## Task directions
Count every line that has "from" in it and give the total, nothing more.

## Supplied data
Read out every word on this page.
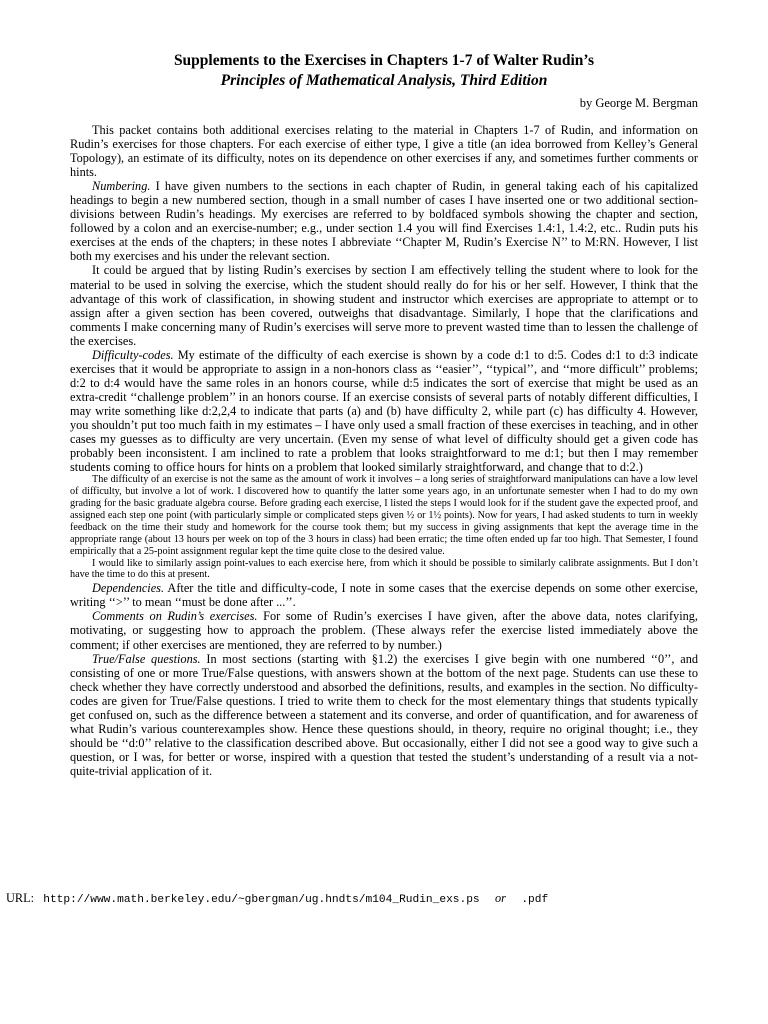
Supplements to the Exercises in Chapters 1-7 of Walter Rudin’s
Principles of Mathematical Analysis, Third Edition
by George M. Bergman

This packet contains both additional exercises relating to the material in Chapters 1-7 of Rudin, and information on Rudin’s exercises for those chapters. For each exercise of either type, I give a title (an idea borrowed from Kelley’s General Topology), an estimate of its difficulty, notes on its dependence on other exercises if any, and sometimes further comments or hints.

Numbering. I have given numbers to the sections in each chapter of Rudin, in general taking each of his capitalized headings to begin a new numbered section, though in a small number of cases I have inserted one or two additional section-divisions between Rudin’s headings. My exercises are referred to by boldfaced symbols showing the chapter and section, followed by a colon and an exercise-number; e.g., under section 1.4 you will find Exercises 1.4:1, 1.4:2, etc.. Rudin puts his exercises at the ends of the chapters; in these notes I abbreviate ‘‘Chapter M, Rudin’s Exercise N’’ to M:RN. However, I list both my exercises and his under the relevant section.

It could be argued that by listing Rudin’s exercises by section I am effectively telling the student where to look for the material to be used in solving the exercise, which the student should really do for his or her self. However, I think that the advantage of this work of classification, in showing student and instructor which exercises are appropriate to attempt or to assign after a given section has been covered, outweighs that disadvantage. Similarly, I hope that the clarifications and comments I make concerning many of Rudin’s exercises will serve more to prevent wasted time than to lessen the challenge of the exercises.

Difficulty-codes. My estimate of the difficulty of each exercise is shown by a code d:1 to d:5. Codes d:1 to d:3 indicate exercises that it would be appropriate to assign in a non-honors class as ‘‘easier’’, ‘‘typical’’, and ‘‘more difficult’’ problems; d:2 to d:4 would have the same roles in an honors course, while d:5 indicates the sort of exercise that might be used as an extra-credit ‘‘challenge problem’’ in an honors course. If an exercise consists of several parts of notably different difficulties, I may write something like d:2,2,4 to indicate that parts (a) and (b) have difficulty 2, while part (c) has difficulty 4. However, you shouldn’t put too much faith in my estimates – I have only used a small fraction of these exercises in teaching, and in other cases my guesses as to difficulty are very uncertain. (Even my sense of what level of difficulty should get a given code has probably been inconsistent. I am inclined to rate a problem that looks straightforward to me d:1; but then I may remember students coming to office hours for hints on a problem that looked similarly straightforward, and change that to d:2.)

The difficulty of an exercise is not the same as the amount of work it involves – a long series of straightforward manipulations can have a low level of difficulty, but involve a lot of work. I discovered how to quantify the latter some years ago, in an unfortunate semester when I had to do my own grading for the basic graduate algebra course. Before grading each exercise, I listed the steps I would look for if the student gave the expected proof, and assigned each step one point (with particularly simple or complicated steps given ½ or 1½ points). Now for years, I had asked students to turn in weekly feedback on the time their study and homework for the course took them; but my success in giving assignments that kept the average time in the appropriate range (about 13 hours per week on top of the 3 hours in class) had been erratic; the time often ended up far too high. That Semester, I found empirically that a 25-point assignment regular kept the time quite close to the desired value.

I would like to similarly assign point-values to each exercise here, from which it should be possible to similarly calibrate assignments. But I don’t have the time to do this at present.

Dependencies. After the title and difficulty-code, I note in some cases that the exercise depends on some other exercise, writing ‘‘>’’ to mean ‘‘must be done after ...’’.

Comments on Rudin’s exercises. For some of Rudin’s exercises I have given, after the above data, notes clarifying, motivating, or suggesting how to approach the problem. (These always refer the exercise listed immediately above the comment; if other exercises are mentioned, they are referred to by number.)

True/False questions. In most sections (starting with §1.2) the exercises I give begin with one numbered ‘‘0’’, and consisting of one or more True/False questions, with answers shown at the bottom of the next page. Students can use these to check whether they have correctly understood and absorbed the definitions, results, and examples in the section. No difficulty-codes are given for True/False questions. I tried to write them to check for the most elementary things that students typically get confused on, such as the difference between a statement and its converse, and order of quantification, and for awareness of what Rudin’s various counterexamples show. Hence these questions should, in theory, require no original thought; i.e., they should be ‘‘d:0’’ relative to the classification described above. But occasionally, either I did not see a good way to give such a question, or I was, for better or worse, inspired with a question that tested the student’s understanding of a result via a not-quite-trivial application of it.

URL: http://www.math.berkeley.edu/~gbergman/ug.hndts/m104_Rudin_exs.ps or .pdf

## Output for this exercise
2